- [AIM]: Write out the records word for word, with no pictures.
********************
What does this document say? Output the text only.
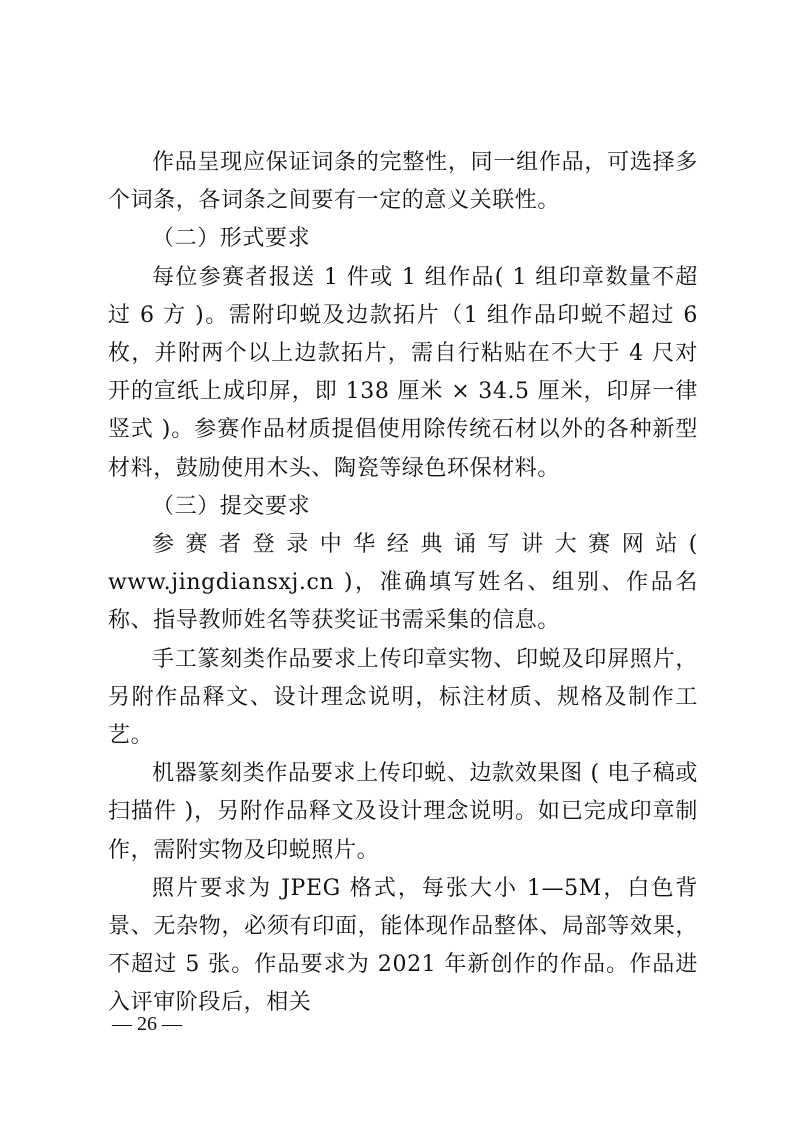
作品呈现应保证词条的完整性，同一组作品，可选择多个词条，各词条之间要有一定的意义关联性。

（二）形式要求

每位参赛者报送 1 件或 1 组作品( 1 组印章数量不超过 6 方 )。需附印蜕及边款拓片（1 组作品印蜕不超过 6 枚，并附两个以上边款拓片，需自行粘贴在不大于 4 尺对开的宣纸上成印屏，即 138 厘米 × 34.5 厘米，印屏一律竖式 )。参赛作品材质提倡使用除传统石材以外的各种新型材料，鼓励使用木头、陶瓷等绿色环保材料。

（三）提交要求

参赛者登录中华经典诵写讲大赛网站( www.jingdiansxj.cn )，准确填写姓名、组别、作品名称、指导教师姓名等获奖证书需采集的信息。

手工篆刻类作品要求上传印章实物、印蜕及印屏照片，另附作品释文、设计理念说明，标注材质、规格及制作工艺。

机器篆刻类作品要求上传印蜕、边款效果图 ( 电子稿或扫描件 )，另附作品释文及设计理念说明。如已完成印章制作，需附实物及印蜕照片。

照片要求为 JPEG 格式，每张大小 1—5M，白色背景、无杂物，必须有印面，能体现作品整体、局部等效果，不超过 5 张。作品要求为 2021 年新创作的作品。作品进入评审阶段后，相关

— 26 —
********************
- [FINAL RESULT]:
What does this document say? Output the text only.
作品呈现应保证词条的完整性，同一组作品，可选择多个词条，各词条之间要有一定的意义关联性。

（二）形式要求

每位参赛者报送 1 件或 1 组作品( 1 组印章数量不超过 6 方 )。需附印蜕及边款拓片（1 组作品印蜕不超过 6 枚，并附两个以上边款拓片，需自行粘贴在不大于 4 尺对开的宣纸上成印屏，即 138 厘米 × 34.5 厘米，印屏一律竖式 )。参赛作品材质提倡使用除传统石材以外的各种新型材料，鼓励使用木头、陶瓷等绿色环保材料。

（三）提交要求

参赛者登录中华经典诵写讲大赛网站( www.jingdiansxj.cn )，准确填写姓名、组别、作品名称、指导教师姓名等获奖证书需采集的信息。

手工篆刻类作品要求上传印章实物、印蜕及印屏照片，另附作品释文、设计理念说明，标注材质、规格及制作工艺。

机器篆刻类作品要求上传印蜕、边款效果图 ( 电子稿或扫描件 )，另附作品释文及设计理念说明。如已完成印章制作，需附实物及印蜕照片。

照片要求为 JPEG 格式，每张大小 1—5M，白色背景、无杂物，必须有印面，能体现作品整体、局部等效果，不超过 5 张。作品要求为 2021 年新创作的作品。作品进入评审阶段后，相关

— 26 —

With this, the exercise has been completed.